-- start of Information provided --

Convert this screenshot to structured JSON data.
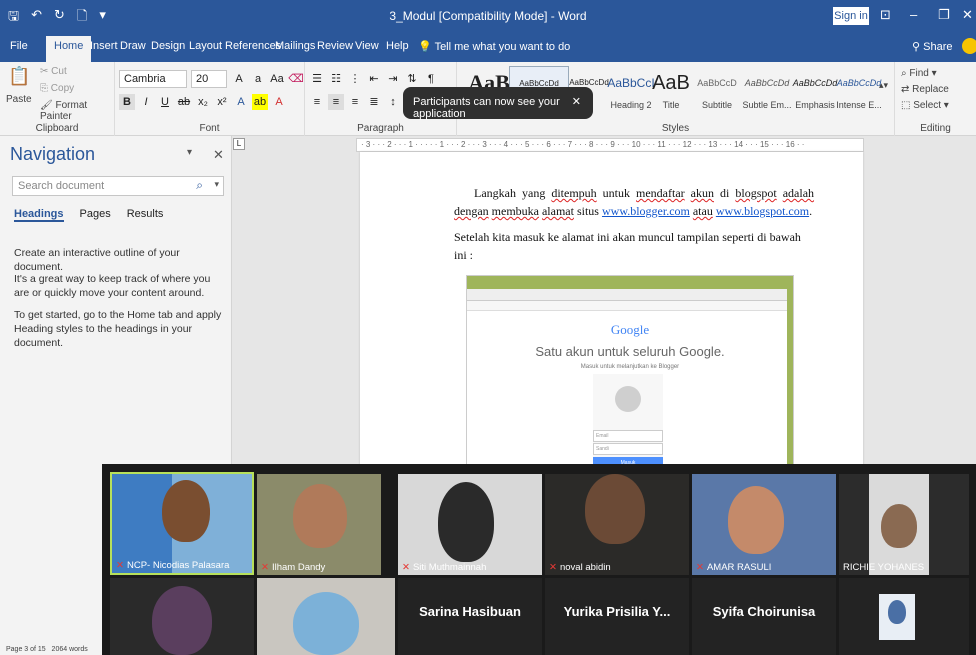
{
  "window": {
    "title": "3_Modul [Compatibility Mode]  -  Word",
    "sign_in": "Sign in"
  },
  "tabs": [
    "File",
    "Home",
    "Insert",
    "Draw",
    "Design",
    "Layout",
    "References",
    "Mailings",
    "Review",
    "View",
    "Help"
  ],
  "tell_me": "Tell me what you want to do",
  "share": "Share",
  "ribbon": {
    "clipboard": {
      "label": "Clipboard",
      "paste": "Paste",
      "cut": "Cut",
      "copy": "Copy",
      "format_painter": "Format Painter"
    },
    "font": {
      "label": "Font",
      "name": "Cambria",
      "size": "20"
    },
    "paragraph": {
      "label": "Paragraph"
    },
    "styles": {
      "label": "Styles",
      "items": [
        {
          "sample": "AaB",
          "name": ""
        },
        {
          "sample": "AaBbCcDd",
          "name": ""
        },
        {
          "sample": "AaBbCcDd",
          "name": ""
        },
        {
          "sample": "AaBbCcI",
          "name": "Heading 2"
        },
        {
          "sample": "AaB",
          "name": "Title"
        },
        {
          "sample": "AaBbCcD",
          "name": "Subtitle"
        },
        {
          "sample": "AaBbCcDd",
          "name": "Subtle Em..."
        },
        {
          "sample": "AaBbCcDd",
          "name": "Emphasis"
        },
        {
          "sample": "AaBbCcDd",
          "name": "Intense E..."
        }
      ]
    },
    "editing": {
      "label": "Editing",
      "find": "Find",
      "replace": "Replace",
      "select": "Select"
    }
  },
  "toast": {
    "message": "Participants can now see your application"
  },
  "navigation": {
    "title": "Navigation",
    "search_placeholder": "Search document",
    "tabs": [
      "Headings",
      "Pages",
      "Results"
    ],
    "help": [
      "Create an interactive outline of your document.",
      "It's a great way to keep track of where you are or quickly move your content around.",
      "To get started, go to the Home tab and apply Heading styles to the headings in your document."
    ]
  },
  "ruler_text": "· 3 · · · 2 · · · 1 · · · · · 1 · · · 2 · · · 3 · · · 4 · · · 5 · · · 6 · · · 7 · · · 8 · · · 9 · · · 10 · · · 11 · · · 12 · · · 13 · · · 14 · · · 15 · · · 16 · ·",
  "document": {
    "para1_a": "Langkah yang ",
    "para1_b": "ditempuh",
    "para1_c": " untuk ",
    "para1_d": "mendaftar",
    "para1_e": " ",
    "para1_f": "akun",
    "para1_g": " di ",
    "para1_h": "blogspot",
    "para1_i": " ",
    "para1_j": "adalah",
    "para1_k": " ",
    "para1_l": "dengan",
    "para1_m": "membuka",
    "para1_n": " ",
    "para1_o": "alamat",
    "para1_p": " situs ",
    "link1": "www.blogger.com",
    "para1_q": " ",
    "para1_r": "atau",
    "para1_s": " ",
    "link2": "www.blogspot.com",
    "para1_t": ".",
    "para2": "Setelah kita masuk ke alamat ini akan muncul tampilan seperti di bawah ini :",
    "embed": {
      "logo": "Google",
      "title": "Satu akun untuk seluruh Google.",
      "subtitle": "Masuk untuk melanjutkan ke Blogger",
      "email": "Email",
      "password": "Sandi",
      "button": "Masuk"
    }
  },
  "participants": {
    "row1": [
      "NCP- Nicodias Palasara",
      "Ilham Dandy",
      "Siti Muthmainnah",
      "noval abidin",
      "AMAR RASULI",
      "RICHIE YOHANES"
    ],
    "row2": [
      "Sarina Hasibuan",
      "Yurika Prisilia Y...",
      "Syifa Choirunisa"
    ]
  },
  "status": {
    "page": "Page 3 of 15",
    "words": "2064 words"
  },
  "colors": {
    "word_blue": "#2b579a",
    "toast": "#2f2f2f",
    "video_bg": "#1a1a1a"
  }
}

-- end of Information provided --

Written instruction » Give every record back exactly as it reads, with no images.

Written response »
Convert this screenshot to structured JSON data.
{
  "window": {
    "title": "3_Modul [Compatibility Mode]  -  Word",
    "sign_in": "Sign in"
  },
  "tabs": [
    "File",
    "Home",
    "Insert",
    "Draw",
    "Design",
    "Layout",
    "References",
    "Mailings",
    "Review",
    "View",
    "Help"
  ],
  "tell_me": "Tell me what you want to do",
  "share": "Share",
  "ribbon": {
    "clipboard": {
      "label": "Clipboard",
      "paste": "Paste",
      "cut": "Cut",
      "copy": "Copy",
      "format_painter": "Format Painter"
    },
    "font": {
      "label": "Font",
      "name": "Cambria",
      "size": "20"
    },
    "paragraph": {
      "label": "Paragraph"
    },
    "styles": {
      "label": "Styles",
      "items": [
        {
          "sample": "AaB",
          "name": ""
        },
        {
          "sample": "AaBbCcDd",
          "name": ""
        },
        {
          "sample": "AaBbCcDd",
          "name": ""
        },
        {
          "sample": "AaBbCcI",
          "name": "Heading 2"
        },
        {
          "sample": "AaB",
          "name": "Title"
        },
        {
          "sample": "AaBbCcD",
          "name": "Subtitle"
        },
        {
          "sample": "AaBbCcDd",
          "name": "Subtle Em..."
        },
        {
          "sample": "AaBbCcDd",
          "name": "Emphasis"
        },
        {
          "sample": "AaBbCcDd",
          "name": "Intense E..."
        }
      ]
    },
    "editing": {
      "label": "Editing",
      "find": "Find",
      "replace": "Replace",
      "select": "Select"
    }
  },
  "toast": {
    "message": "Participants can now see your application"
  },
  "navigation": {
    "title": "Navigation",
    "search_placeholder": "Search document",
    "tabs": [
      "Headings",
      "Pages",
      "Results"
    ],
    "help": [
      "Create an interactive outline of your document.",
      "It's a great way to keep track of where you are or quickly move your content around.",
      "To get started, go to the Home tab and apply Heading styles to the headings in your document."
    ]
  },
  "ruler_text": "· 3 · · · 2 · · · 1 · · · · · 1 · · · 2 · · · 3 · · · 4 · · · 5 · · · 6 · · · 7 · · · 8 · · · 9 · · · 10 · · · 11 · · · 12 · · · 13 · · · 14 · · · 15 · · · 16 · ·",
  "document": {
    "para1_a": "Langkah yang ",
    "para1_b": "ditempuh",
    "para1_c": " untuk ",
    "para1_d": "mendaftar",
    "para1_e": " ",
    "para1_f": "akun",
    "para1_g": " di ",
    "para1_h": "blogspot",
    "para1_i": " ",
    "para1_j": "adalah",
    "para1_k": " ",
    "para1_l": "dengan",
    "para1_m": "membuka",
    "para1_n": " ",
    "para1_o": "alamat",
    "para1_p": " situs ",
    "link1": "www.blogger.com",
    "para1_q": " ",
    "para1_r": "atau",
    "para1_s": " ",
    "link2": "www.blogspot.com",
    "para1_t": ".",
    "para2": "Setelah kita masuk ke alamat ini akan muncul tampilan seperti di bawah ini :",
    "embed": {
      "logo": "Google",
      "title": "Satu akun untuk seluruh Google.",
      "subtitle": "Masuk untuk melanjutkan ke Blogger",
      "email": "Email",
      "password": "Sandi",
      "button": "Masuk"
    }
  },
  "participants": {
    "row1": [
      "NCP- Nicodias Palasara",
      "Ilham Dandy",
      "Siti Muthmainnah",
      "noval abidin",
      "AMAR RASULI",
      "RICHIE YOHANES"
    ],
    "row2": [
      "Sarina Hasibuan",
      "Yurika Prisilia Y...",
      "Syifa Choirunisa"
    ]
  },
  "status": {
    "page": "Page 3 of 15",
    "words": "2064 words"
  },
  "colors": {
    "word_blue": "#2b579a",
    "toast": "#2f2f2f",
    "video_bg": "#1a1a1a"
  }
}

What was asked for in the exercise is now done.